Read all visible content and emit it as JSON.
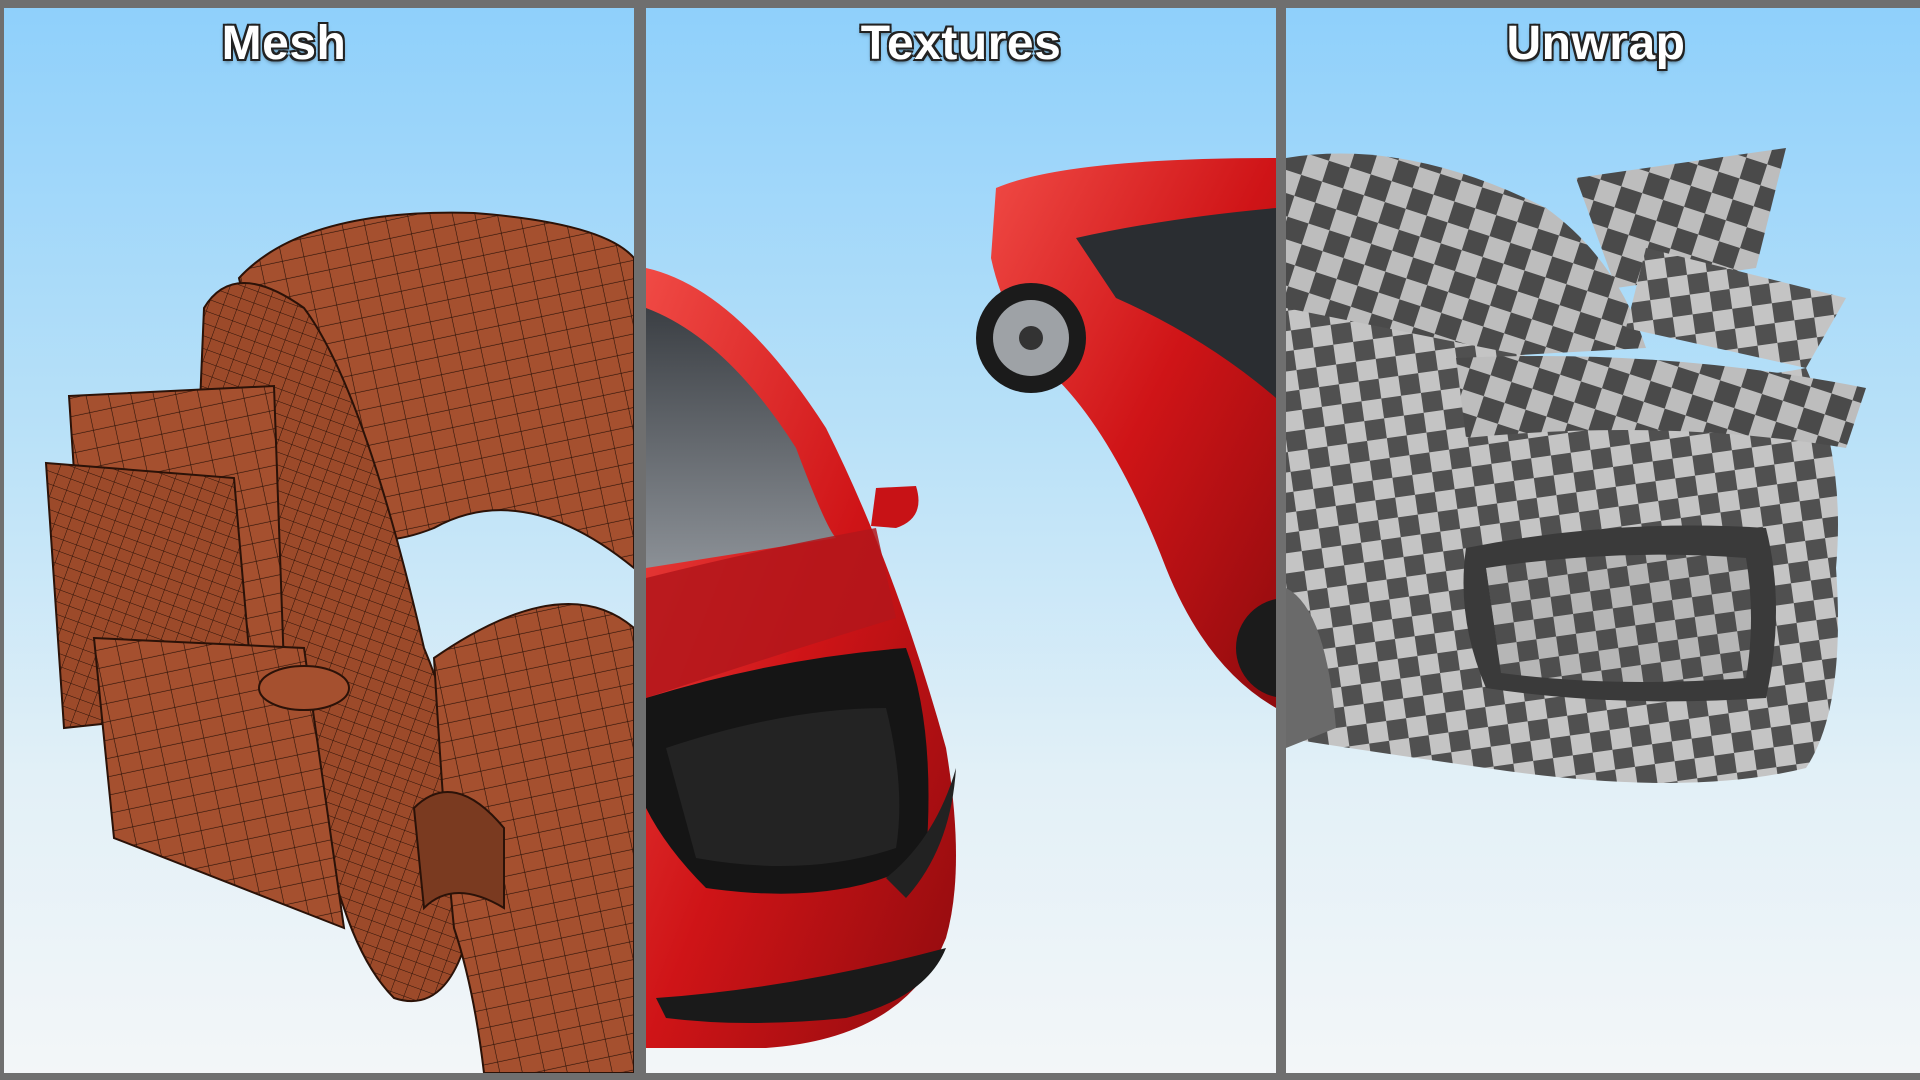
{
  "panels": [
    {
      "title": "Mesh"
    },
    {
      "title": "Textures"
    },
    {
      "title": "Unwrap"
    }
  ],
  "colors": {
    "divider": "#6f6f6f",
    "sky_top": "#8fd0fb",
    "sky_bottom": "#f3f6f8",
    "mesh_body": "#a5502f",
    "paint_red": "#d0161c",
    "checker_dark": "#4a4a4a",
    "checker_light": "#bdbdbd"
  }
}
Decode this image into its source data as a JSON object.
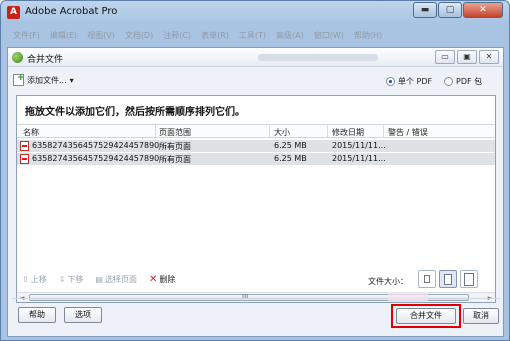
{
  "app": {
    "title": "Adobe Acrobat Pro",
    "logo_glyph": "A"
  },
  "window_controls": {
    "minimize": "▬",
    "maximize": "▢",
    "close": "✕"
  },
  "menubar": [
    "文件(F)",
    "编辑(E)",
    "视图(V)",
    "文档(D)",
    "注释(C)",
    "表单(R)",
    "工具(T)",
    "高级(A)",
    "窗口(W)",
    "帮助(H)"
  ],
  "dialog": {
    "title": "合并文件",
    "controls": {
      "minimize": "▭",
      "restore": "▣",
      "close": "✕"
    },
    "toolbar": {
      "add_files": "添加文件...",
      "add_files_caret": "▾",
      "options": [
        {
          "label": "单个 PDF",
          "selected": true
        },
        {
          "label": "PDF 包",
          "selected": false
        }
      ]
    },
    "hint": "拖放文件以添加它们，然后按所需顺序排列它们。",
    "columns": [
      "名称",
      "页面范围",
      "大小",
      "修改日期",
      "警告 / 错误"
    ],
    "rows": [
      {
        "name": "635827435645752942445789​0 ...",
        "range": "所有页面",
        "size": "6.25 MB",
        "date": "2015/11/11...",
        "warning": ""
      },
      {
        "name": "635827435645752942445789​0 ...",
        "range": "所有页面",
        "size": "6.25 MB",
        "date": "2015/11/11...",
        "warning": ""
      }
    ],
    "scroll": {
      "left": "◄",
      "right": "►",
      "grip": "III"
    },
    "actions": {
      "move_up": "上移",
      "move_down": "下移",
      "choose_pages": "选择页面",
      "delete": "删除"
    },
    "file_size_label": "文件大小：",
    "buttons": {
      "help": "帮助",
      "options": "选项",
      "merge": "合并文件",
      "cancel": "取消"
    }
  },
  "colors": {
    "accent": "#1a4f8f",
    "highlight": "#e00000",
    "delete": "#d12a1a"
  }
}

* * *

Problem statement => Return the listing above in full and without alteration, excluding its pictures.

Full answer =>
Read all visible content and emit it as JSON.
{
  "panels": [
    {
      "title": "Mesh"
    },
    {
      "title": "Textures"
    },
    {
      "title": "Unwrap"
    }
  ],
  "colors": {
    "divider": "#6f6f6f",
    "sky_top": "#8fd0fb",
    "sky_bottom": "#f3f6f8",
    "mesh_body": "#a5502f",
    "paint_red": "#d0161c",
    "checker_dark": "#4a4a4a",
    "checker_light": "#bdbdbd"
  }
}
Decode this image into its source data as a JSON object.
{
  "app": {
    "title": "Adobe Acrobat Pro",
    "logo_glyph": "A"
  },
  "window_controls": {
    "minimize": "▬",
    "maximize": "▢",
    "close": "✕"
  },
  "menubar": [
    "文件(F)",
    "编辑(E)",
    "视图(V)",
    "文档(D)",
    "注释(C)",
    "表单(R)",
    "工具(T)",
    "高级(A)",
    "窗口(W)",
    "帮助(H)"
  ],
  "dialog": {
    "title": "合并文件",
    "controls": {
      "minimize": "▭",
      "restore": "▣",
      "close": "✕"
    },
    "toolbar": {
      "add_files": "添加文件...",
      "add_files_caret": "▾",
      "options": [
        {
          "label": "单个 PDF",
          "selected": true
        },
        {
          "label": "PDF 包",
          "selected": false
        }
      ]
    },
    "hint": "拖放文件以添加它们，然后按所需顺序排列它们。",
    "columns": [
      "名称",
      "页面范围",
      "大小",
      "修改日期",
      "警告 / 错误"
    ],
    "rows": [
      {
        "name": "635827435645752942445789​0 ...",
        "range": "所有页面",
        "size": "6.25 MB",
        "date": "2015/11/11...",
        "warning": ""
      },
      {
        "name": "635827435645752942445789​0 ...",
        "range": "所有页面",
        "size": "6.25 MB",
        "date": "2015/11/11...",
        "warning": ""
      }
    ],
    "scroll": {
      "left": "◄",
      "right": "►",
      "grip": "III"
    },
    "actions": {
      "move_up": "上移",
      "move_down": "下移",
      "choose_pages": "选择页面",
      "delete": "删除"
    },
    "file_size_label": "文件大小：",
    "buttons": {
      "help": "帮助",
      "options": "选项",
      "merge": "合并文件",
      "cancel": "取消"
    }
  },
  "colors": {
    "accent": "#1a4f8f",
    "highlight": "#e00000",
    "delete": "#d12a1a"
  }
}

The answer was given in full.